## What is asked
Rewrite all of the material below, replacing every "bar" with "column" and changing nothing else. Leave the pictures out of your version.

## Records supplied
◇ ◇ ◇ ◇ ◇

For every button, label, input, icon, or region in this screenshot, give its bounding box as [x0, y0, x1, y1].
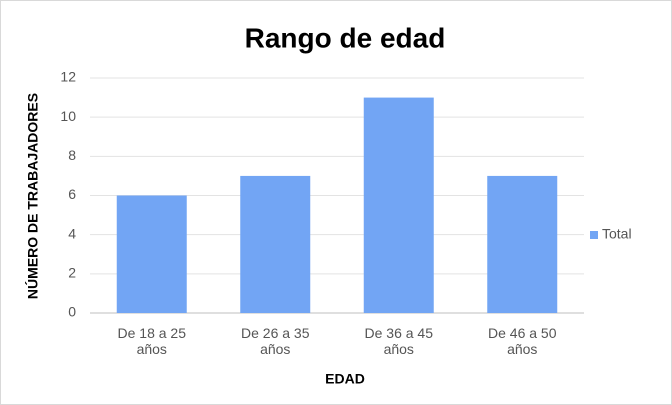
x-axis-title: EDAD: [325, 371, 365, 387]
x-tick-label: De 36 a 45 años: [364, 325, 434, 357]
y-axis-title: NÚMERO DE TRABAJADORES: [24, 93, 41, 299]
y-tick-label: 2: [68, 265, 76, 281]
y-tick-label: 4: [68, 225, 76, 241]
bar: [240, 175, 311, 313]
x-tick-label: De 46 a 50 años: [488, 325, 557, 357]
x-tick-label: De 26 a 35 años: [241, 325, 310, 357]
bar: [116, 195, 187, 313]
y-tick-label: 12: [60, 69, 76, 85]
y-tick-label: 8: [68, 147, 76, 163]
y-tick-label: 10: [60, 108, 76, 124]
y-tick-label: 6: [68, 186, 76, 202]
bar: [363, 97, 434, 313]
chart-title: Rango de edad: [245, 22, 446, 53]
legend-swatch: [590, 231, 598, 239]
legend-label: Total: [602, 226, 632, 242]
bar: [487, 175, 558, 313]
x-tick-label: De 18 a 25 años: [117, 325, 187, 357]
y-tick-label: 0: [68, 304, 76, 320]
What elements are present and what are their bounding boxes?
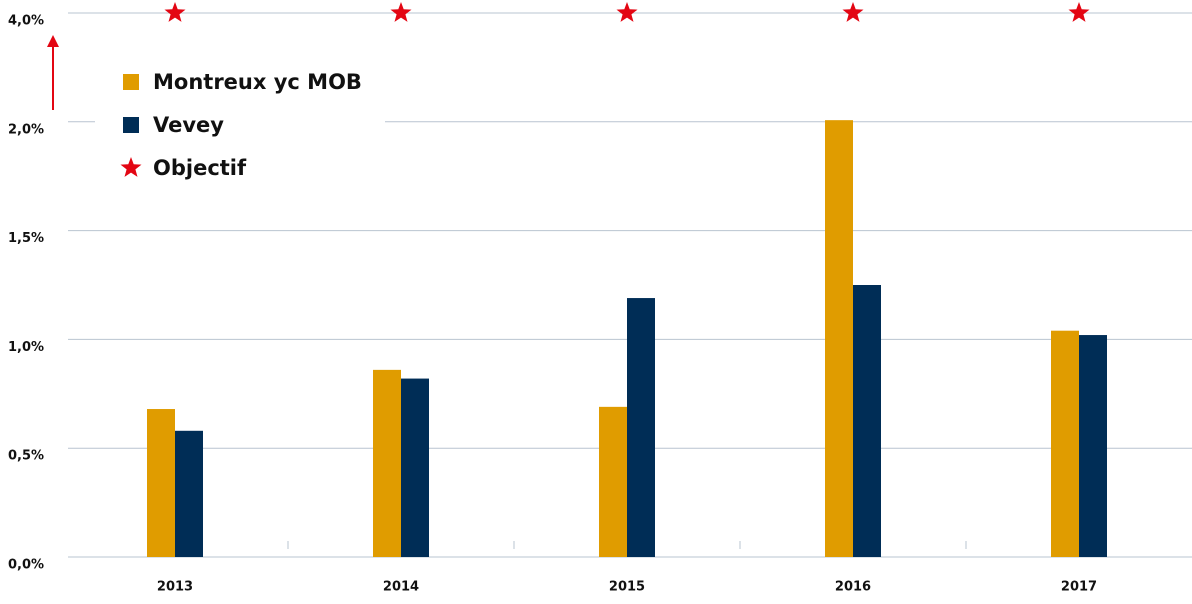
axis-break-arrowhead	[47, 35, 59, 47]
x-tick-label: 2014	[383, 580, 419, 595]
bar	[175, 430, 203, 557]
legend-label: Vevey	[153, 113, 224, 137]
y-tick-label: 0,5%	[8, 449, 44, 464]
objective-star	[616, 2, 638, 22]
y-tick-label: 2,0%	[8, 122, 44, 137]
bar	[401, 378, 429, 557]
bar	[853, 285, 881, 557]
legend-background	[95, 62, 385, 192]
bar	[1079, 335, 1107, 557]
legend-marker	[123, 74, 139, 90]
bar	[599, 406, 627, 557]
objective-star	[1068, 2, 1090, 22]
bar	[825, 120, 853, 557]
y-tick-label: 4,0%	[8, 14, 44, 29]
objective-star	[842, 2, 864, 22]
y-tick-label: 1,0%	[8, 340, 44, 355]
legend-marker	[120, 157, 142, 177]
x-tick-label: 2017	[1061, 580, 1097, 595]
y-tick-label: 0,0%	[8, 558, 44, 573]
bar	[373, 369, 401, 557]
legend-label: Montreux yc MOB	[153, 70, 362, 94]
y-tick-label: 1,5%	[8, 231, 44, 246]
bar	[627, 298, 655, 557]
x-tick-label: 2016	[835, 580, 871, 595]
bar	[1051, 330, 1079, 557]
bar	[147, 409, 175, 557]
legend-label: Objectif	[153, 156, 247, 180]
x-tick-label: 2013	[157, 580, 193, 595]
legend-marker	[123, 117, 139, 133]
objective-star	[390, 2, 412, 22]
objective-star	[164, 2, 186, 22]
x-tick-label: 2015	[609, 580, 645, 595]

◇ ◇ ◇ ◇ ◇

## Solution below
For every button, label, input, icon, or region in this screenshot, give its bounding box as [x0, y0, x1, y1].
x-axis-title: EDAD: [325, 371, 365, 387]
x-tick-label: De 36 a 45 años: [364, 325, 434, 357]
y-axis-title: NÚMERO DE TRABAJADORES: [24, 93, 41, 299]
y-tick-label: 2: [68, 265, 76, 281]
y-tick-label: 4: [68, 225, 76, 241]
column: [240, 175, 311, 313]
x-tick-label: De 46 a 50 años: [488, 325, 557, 357]
x-tick-label: De 26 a 35 años: [241, 325, 310, 357]
column: [116, 195, 187, 313]
y-tick-label: 12: [60, 69, 76, 85]
y-tick-label: 8: [68, 147, 76, 163]
y-tick-label: 10: [60, 108, 76, 124]
y-tick-label: 6: [68, 186, 76, 202]
column: [363, 97, 434, 313]
chart-title: Rango de edad: [245, 22, 446, 53]
legend-swatch: [590, 231, 598, 239]
legend-label: Total: [602, 226, 632, 242]
column: [487, 175, 558, 313]
x-tick-label: De 18 a 25 años: [117, 325, 187, 357]
y-tick-label: 0: [68, 304, 76, 320]
What elements are present and what are their bounding boxes?
axis-break-arrowhead	[47, 35, 59, 47]
x-tick-label: 2014	[383, 580, 419, 595]
column	[175, 430, 203, 557]
legend-label: Vevey	[153, 113, 224, 137]
y-tick-label: 0,5%	[8, 449, 44, 464]
objective-star	[616, 2, 638, 22]
y-tick-label: 2,0%	[8, 122, 44, 137]
column	[401, 378, 429, 557]
column	[853, 285, 881, 557]
legend-background	[95, 62, 385, 192]
column	[1079, 335, 1107, 557]
legend-marker	[123, 74, 139, 90]
column	[599, 406, 627, 557]
objective-star	[1068, 2, 1090, 22]
column	[825, 120, 853, 557]
y-tick-label: 4,0%	[8, 14, 44, 29]
objective-star	[842, 2, 864, 22]
y-tick-label: 1,0%	[8, 340, 44, 355]
legend-marker	[120, 157, 142, 177]
x-tick-label: 2017	[1061, 580, 1097, 595]
y-tick-label: 0,0%	[8, 558, 44, 573]
column	[373, 369, 401, 557]
legend-label: Montreux yc MOB	[153, 70, 362, 94]
y-tick-label: 1,5%	[8, 231, 44, 246]
column	[627, 298, 655, 557]
x-tick-label: 2016	[835, 580, 871, 595]
column	[1051, 330, 1079, 557]
column	[147, 409, 175, 557]
legend-label: Objectif	[153, 156, 247, 180]
x-tick-label: 2013	[157, 580, 193, 595]
legend-marker	[123, 117, 139, 133]
objective-star	[390, 2, 412, 22]
objective-star	[164, 2, 186, 22]
x-tick-label: 2015	[609, 580, 645, 595]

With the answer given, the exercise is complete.